### Task details:
Extract every record, keeping each one exactly as it is.

### Source data:
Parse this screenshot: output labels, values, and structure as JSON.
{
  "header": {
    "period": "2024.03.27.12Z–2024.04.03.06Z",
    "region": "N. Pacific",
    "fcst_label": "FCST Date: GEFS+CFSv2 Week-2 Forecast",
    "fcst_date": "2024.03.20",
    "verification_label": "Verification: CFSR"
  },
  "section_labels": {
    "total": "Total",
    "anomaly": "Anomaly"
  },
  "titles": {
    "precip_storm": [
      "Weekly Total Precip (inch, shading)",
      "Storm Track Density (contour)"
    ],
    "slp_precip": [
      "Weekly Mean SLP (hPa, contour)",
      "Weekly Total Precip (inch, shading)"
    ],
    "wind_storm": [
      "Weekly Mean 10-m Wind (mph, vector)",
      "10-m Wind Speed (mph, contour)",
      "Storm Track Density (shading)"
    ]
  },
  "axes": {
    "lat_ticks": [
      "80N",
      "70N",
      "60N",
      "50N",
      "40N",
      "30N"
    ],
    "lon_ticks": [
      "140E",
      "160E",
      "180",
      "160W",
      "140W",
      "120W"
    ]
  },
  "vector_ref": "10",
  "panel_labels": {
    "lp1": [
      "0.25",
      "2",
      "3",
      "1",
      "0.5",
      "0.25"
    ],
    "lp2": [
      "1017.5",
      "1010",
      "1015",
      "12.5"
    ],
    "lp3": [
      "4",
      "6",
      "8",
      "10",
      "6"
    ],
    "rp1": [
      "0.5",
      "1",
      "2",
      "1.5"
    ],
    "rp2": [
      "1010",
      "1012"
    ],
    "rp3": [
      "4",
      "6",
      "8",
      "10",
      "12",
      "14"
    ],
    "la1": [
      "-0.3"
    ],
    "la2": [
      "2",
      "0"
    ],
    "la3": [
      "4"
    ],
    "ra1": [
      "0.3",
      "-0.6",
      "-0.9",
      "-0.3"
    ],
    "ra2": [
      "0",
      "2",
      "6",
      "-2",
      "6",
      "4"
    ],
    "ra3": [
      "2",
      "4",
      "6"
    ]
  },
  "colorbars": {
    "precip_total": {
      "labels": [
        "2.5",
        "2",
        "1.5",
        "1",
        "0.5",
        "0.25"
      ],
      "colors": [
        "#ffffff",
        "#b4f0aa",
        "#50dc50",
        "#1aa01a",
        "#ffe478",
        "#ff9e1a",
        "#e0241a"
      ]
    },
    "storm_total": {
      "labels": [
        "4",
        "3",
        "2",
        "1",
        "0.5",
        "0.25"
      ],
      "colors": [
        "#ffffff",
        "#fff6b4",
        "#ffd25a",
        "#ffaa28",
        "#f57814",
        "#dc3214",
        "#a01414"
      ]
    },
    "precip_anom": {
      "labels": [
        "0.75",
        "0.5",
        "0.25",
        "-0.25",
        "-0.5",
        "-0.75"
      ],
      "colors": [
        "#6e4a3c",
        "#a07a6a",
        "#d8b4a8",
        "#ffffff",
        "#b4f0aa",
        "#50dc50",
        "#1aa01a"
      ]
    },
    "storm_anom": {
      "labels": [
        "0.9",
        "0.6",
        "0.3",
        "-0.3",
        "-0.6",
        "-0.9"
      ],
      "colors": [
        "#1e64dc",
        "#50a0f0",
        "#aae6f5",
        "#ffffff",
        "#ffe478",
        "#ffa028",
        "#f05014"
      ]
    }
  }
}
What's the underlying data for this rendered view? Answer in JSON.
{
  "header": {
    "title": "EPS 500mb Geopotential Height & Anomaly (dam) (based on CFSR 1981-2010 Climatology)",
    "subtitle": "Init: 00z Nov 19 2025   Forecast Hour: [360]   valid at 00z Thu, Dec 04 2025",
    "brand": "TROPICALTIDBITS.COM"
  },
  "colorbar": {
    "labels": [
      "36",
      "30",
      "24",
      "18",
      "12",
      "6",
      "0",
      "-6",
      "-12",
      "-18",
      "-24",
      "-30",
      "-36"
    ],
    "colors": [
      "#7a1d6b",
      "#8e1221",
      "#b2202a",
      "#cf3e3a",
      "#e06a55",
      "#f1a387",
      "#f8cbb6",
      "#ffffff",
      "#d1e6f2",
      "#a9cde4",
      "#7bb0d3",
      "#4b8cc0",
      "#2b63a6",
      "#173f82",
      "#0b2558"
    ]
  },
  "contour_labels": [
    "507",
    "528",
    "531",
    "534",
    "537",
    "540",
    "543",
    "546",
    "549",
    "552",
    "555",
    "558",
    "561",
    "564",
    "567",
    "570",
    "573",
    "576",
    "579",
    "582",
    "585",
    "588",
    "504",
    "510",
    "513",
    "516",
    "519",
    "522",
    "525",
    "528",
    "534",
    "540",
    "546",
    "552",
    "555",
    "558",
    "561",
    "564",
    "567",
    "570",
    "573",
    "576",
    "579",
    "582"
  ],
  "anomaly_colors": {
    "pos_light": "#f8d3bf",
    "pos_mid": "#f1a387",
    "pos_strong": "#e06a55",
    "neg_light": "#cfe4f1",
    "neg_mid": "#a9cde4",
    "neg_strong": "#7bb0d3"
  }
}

### Answer for the task:
Parse this screenshot: output labels, values, and structure as JSON.
{
  "header": {
    "period": "2024.03.27.12Z–2024.04.03.06Z",
    "region": "N. Pacific",
    "fcst_label": "FCST Date: GEFS+CFSv2 Week-2 Forecast",
    "fcst_date": "2024.03.20",
    "verification_label": "Verification: CFSR"
  },
  "section_labels": {
    "total": "Total",
    "anomaly": "Anomaly"
  },
  "titles": {
    "precip_storm": [
      "Weekly Total Precip (inch, shading)",
      "Storm Track Density (contour)"
    ],
    "slp_precip": [
      "Weekly Mean SLP (hPa, contour)",
      "Weekly Total Precip (inch, shading)"
    ],
    "wind_storm": [
      "Weekly Mean 10-m Wind (mph, vector)",
      "10-m Wind Speed (mph, contour)",
      "Storm Track Density (shading)"
    ]
  },
  "axes": {
    "lat_ticks": [
      "80N",
      "70N",
      "60N",
      "50N",
      "40N",
      "30N"
    ],
    "lon_ticks": [
      "140E",
      "160E",
      "180",
      "160W",
      "140W",
      "120W"
    ]
  },
  "vector_ref": "10",
  "panel_labels": {
    "lp1": [
      "0.25",
      "2",
      "3",
      "1",
      "0.5",
      "0.25"
    ],
    "lp2": [
      "1017.5",
      "1010",
      "1015",
      "12.5"
    ],
    "lp3": [
      "4",
      "6",
      "8",
      "10",
      "6"
    ],
    "rp1": [
      "0.5",
      "1",
      "2",
      "1.5"
    ],
    "rp2": [
      "1010",
      "1012"
    ],
    "rp3": [
      "4",
      "6",
      "8",
      "10",
      "12",
      "14"
    ],
    "la1": [
      "-0.3"
    ],
    "la2": [
      "2",
      "0"
    ],
    "la3": [
      "4"
    ],
    "ra1": [
      "0.3",
      "-0.6",
      "-0.9",
      "-0.3"
    ],
    "ra2": [
      "0",
      "2",
      "6",
      "-2",
      "6",
      "4"
    ],
    "ra3": [
      "2",
      "4",
      "6"
    ]
  },
  "colorbars": {
    "precip_total": {
      "labels": [
        "2.5",
        "2",
        "1.5",
        "1",
        "0.5",
        "0.25"
      ],
      "colors": [
        "#ffffff",
        "#b4f0aa",
        "#50dc50",
        "#1aa01a",
        "#ffe478",
        "#ff9e1a",
        "#e0241a"
      ]
    },
    "storm_total": {
      "labels": [
        "4",
        "3",
        "2",
        "1",
        "0.5",
        "0.25"
      ],
      "colors": [
        "#ffffff",
        "#fff6b4",
        "#ffd25a",
        "#ffaa28",
        "#f57814",
        "#dc3214",
        "#a01414"
      ]
    },
    "precip_anom": {
      "labels": [
        "0.75",
        "0.5",
        "0.25",
        "-0.25",
        "-0.5",
        "-0.75"
      ],
      "colors": [
        "#6e4a3c",
        "#a07a6a",
        "#d8b4a8",
        "#ffffff",
        "#b4f0aa",
        "#50dc50",
        "#1aa01a"
      ]
    },
    "storm_anom": {
      "labels": [
        "0.9",
        "0.6",
        "0.3",
        "-0.3",
        "-0.6",
        "-0.9"
      ],
      "colors": [
        "#1e64dc",
        "#50a0f0",
        "#aae6f5",
        "#ffffff",
        "#ffe478",
        "#ffa028",
        "#f05014"
      ]
    }
  }
}
What's the underlying data for this rendered view? Answer in JSON.
{
  "header": {
    "title": "EPS 500mb Geopotential Height & Anomaly (dam) (based on CFSR 1981-2010 Climatology)",
    "subtitle": "Init: 00z Nov 19 2025   Forecast Hour: [360]   valid at 00z Thu, Dec 04 2025",
    "brand": "TROPICALTIDBITS.COM"
  },
  "colorbar": {
    "labels": [
      "36",
      "30",
      "24",
      "18",
      "12",
      "6",
      "0",
      "-6",
      "-12",
      "-18",
      "-24",
      "-30",
      "-36"
    ],
    "colors": [
      "#7a1d6b",
      "#8e1221",
      "#b2202a",
      "#cf3e3a",
      "#e06a55",
      "#f1a387",
      "#f8cbb6",
      "#ffffff",
      "#d1e6f2",
      "#a9cde4",
      "#7bb0d3",
      "#4b8cc0",
      "#2b63a6",
      "#173f82",
      "#0b2558"
    ]
  },
  "contour_labels": [
    "507",
    "528",
    "531",
    "534",
    "537",
    "540",
    "543",
    "546",
    "549",
    "552",
    "555",
    "558",
    "561",
    "564",
    "567",
    "570",
    "573",
    "576",
    "579",
    "582",
    "585",
    "588",
    "504",
    "510",
    "513",
    "516",
    "519",
    "522",
    "525",
    "528",
    "534",
    "540",
    "546",
    "552",
    "555",
    "558",
    "561",
    "564",
    "567",
    "570",
    "573",
    "576",
    "579",
    "582"
  ],
  "anomaly_colors": {
    "pos_light": "#f8d3bf",
    "pos_mid": "#f1a387",
    "pos_strong": "#e06a55",
    "neg_light": "#cfe4f1",
    "neg_mid": "#a9cde4",
    "neg_strong": "#7bb0d3"
  }
}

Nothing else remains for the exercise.